Your task:
Print all of the entries exactly, minus the pictures.

Extracted information:
———
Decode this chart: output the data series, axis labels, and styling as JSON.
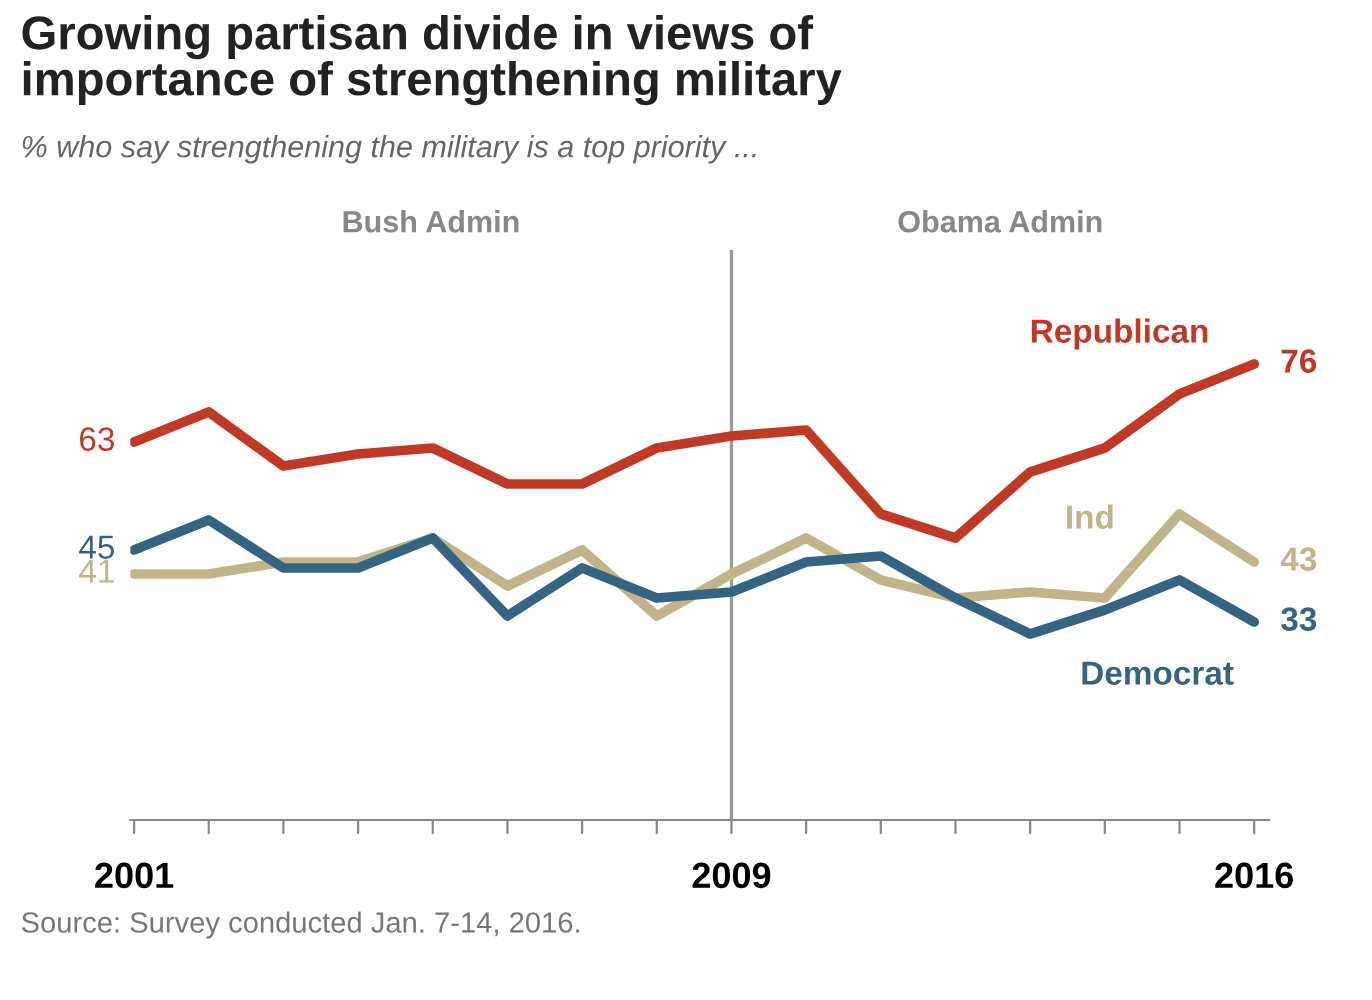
{
  "chart_data": {
    "type": "line",
    "title": "Growing partisan divide in views of\nimportance of strengthening military",
    "subtitle": "% who say strengthening the military is a top priority ...",
    "x": [
      2001,
      2002,
      2003,
      2004,
      2005,
      2006,
      2007,
      2008,
      2009,
      2010,
      2011,
      2012,
      2013,
      2014,
      2015,
      2016
    ],
    "series": [
      {
        "name": "Republican",
        "color": "#bf3927",
        "values": [
          63,
          68,
          59,
          61,
          62,
          56,
          56,
          62,
          64,
          65,
          51,
          47,
          58,
          62,
          71,
          76
        ],
        "value_labels": [
          "63",
          null,
          null,
          null,
          null,
          null,
          null,
          null,
          null,
          null,
          null,
          null,
          null,
          null,
          null,
          "76"
        ]
      },
      {
        "name": "Ind",
        "color": "#c2b48a",
        "values": [
          41,
          41,
          43,
          43,
          47,
          39,
          45,
          34,
          41,
          47,
          40,
          37,
          38,
          37,
          51,
          43
        ],
        "value_labels": [
          "41",
          null,
          null,
          null,
          null,
          null,
          null,
          null,
          null,
          null,
          null,
          null,
          null,
          null,
          null,
          "43"
        ]
      },
      {
        "name": "Democrat",
        "color": "#356382",
        "values": [
          45,
          50,
          42,
          42,
          47,
          34,
          42,
          37,
          38,
          43,
          44,
          37,
          31,
          35,
          40,
          33
        ],
        "value_labels": [
          "45",
          null,
          null,
          null,
          null,
          null,
          null,
          null,
          null,
          null,
          null,
          null,
          null,
          null,
          null,
          "33"
        ]
      }
    ],
    "xlim": [
      2000.95,
      2016.2
    ],
    "ylim": [
      0,
      95
    ],
    "xticks": [
      2001,
      {
        "value": 2002,
        "label": null
      },
      {
        "value": 2003,
        "label": null
      },
      {
        "value": 2004,
        "label": null
      },
      {
        "value": 2005,
        "label": null
      },
      {
        "value": 2006,
        "label": null
      },
      {
        "value": 2007,
        "label": null
      },
      {
        "value": 2008,
        "label": null
      },
      2009,
      {
        "value": 2010,
        "label": null
      },
      {
        "value": 2011,
        "label": null
      },
      {
        "value": 2012,
        "label": null
      },
      {
        "value": 2013,
        "label": null
      },
      {
        "value": 2014,
        "label": null
      },
      {
        "value": 2015,
        "label": null
      },
      2016
    ],
    "tick_labels": "x",
    "ref_lines": [
      {
        "axis": "x",
        "value": 2009,
        "label": null,
        "color": "#9a9a9a"
      }
    ],
    "annotations": [
      "Bush Admin",
      "Obama Admin",
      "Source: Survey conducted Jan. 7-14, 2016."
    ],
    "grid": false,
    "legend": false,
    "marker": "none",
    "line_style": "solid"
  }
}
———
Exercise solution:
Decode this chart: output the data series, axis labels, and styling as JSON.
{
  "chart_data": {
    "type": "line",
    "title": "Growing partisan divide in views of\nimportance of strengthening military",
    "subtitle": "% who say strengthening the military is a top priority ...",
    "x": [
      2001,
      2002,
      2003,
      2004,
      2005,
      2006,
      2007,
      2008,
      2009,
      2010,
      2011,
      2012,
      2013,
      2014,
      2015,
      2016
    ],
    "series": [
      {
        "name": "Republican",
        "color": "#bf3927",
        "values": [
          63,
          68,
          59,
          61,
          62,
          56,
          56,
          62,
          64,
          65,
          51,
          47,
          58,
          62,
          71,
          76
        ],
        "value_labels": [
          "63",
          null,
          null,
          null,
          null,
          null,
          null,
          null,
          null,
          null,
          null,
          null,
          null,
          null,
          null,
          "76"
        ]
      },
      {
        "name": "Ind",
        "color": "#c2b48a",
        "values": [
          41,
          41,
          43,
          43,
          47,
          39,
          45,
          34,
          41,
          47,
          40,
          37,
          38,
          37,
          51,
          43
        ],
        "value_labels": [
          "41",
          null,
          null,
          null,
          null,
          null,
          null,
          null,
          null,
          null,
          null,
          null,
          null,
          null,
          null,
          "43"
        ]
      },
      {
        "name": "Democrat",
        "color": "#356382",
        "values": [
          45,
          50,
          42,
          42,
          47,
          34,
          42,
          37,
          38,
          43,
          44,
          37,
          31,
          35,
          40,
          33
        ],
        "value_labels": [
          "45",
          null,
          null,
          null,
          null,
          null,
          null,
          null,
          null,
          null,
          null,
          null,
          null,
          null,
          null,
          "33"
        ]
      }
    ],
    "xlim": [
      2000.95,
      2016.2
    ],
    "ylim": [
      0,
      95
    ],
    "xticks": [
      2001,
      {
        "value": 2002,
        "label": null
      },
      {
        "value": 2003,
        "label": null
      },
      {
        "value": 2004,
        "label": null
      },
      {
        "value": 2005,
        "label": null
      },
      {
        "value": 2006,
        "label": null
      },
      {
        "value": 2007,
        "label": null
      },
      {
        "value": 2008,
        "label": null
      },
      2009,
      {
        "value": 2010,
        "label": null
      },
      {
        "value": 2011,
        "label": null
      },
      {
        "value": 2012,
        "label": null
      },
      {
        "value": 2013,
        "label": null
      },
      {
        "value": 2014,
        "label": null
      },
      {
        "value": 2015,
        "label": null
      },
      2016
    ],
    "tick_labels": "x",
    "ref_lines": [
      {
        "axis": "x",
        "value": 2009,
        "label": null,
        "color": "#9a9a9a"
      }
    ],
    "annotations": [
      "Bush Admin",
      "Obama Admin",
      "Source: Survey conducted Jan. 7-14, 2016."
    ],
    "grid": false,
    "legend": false,
    "marker": "none",
    "line_style": "solid"
  }
}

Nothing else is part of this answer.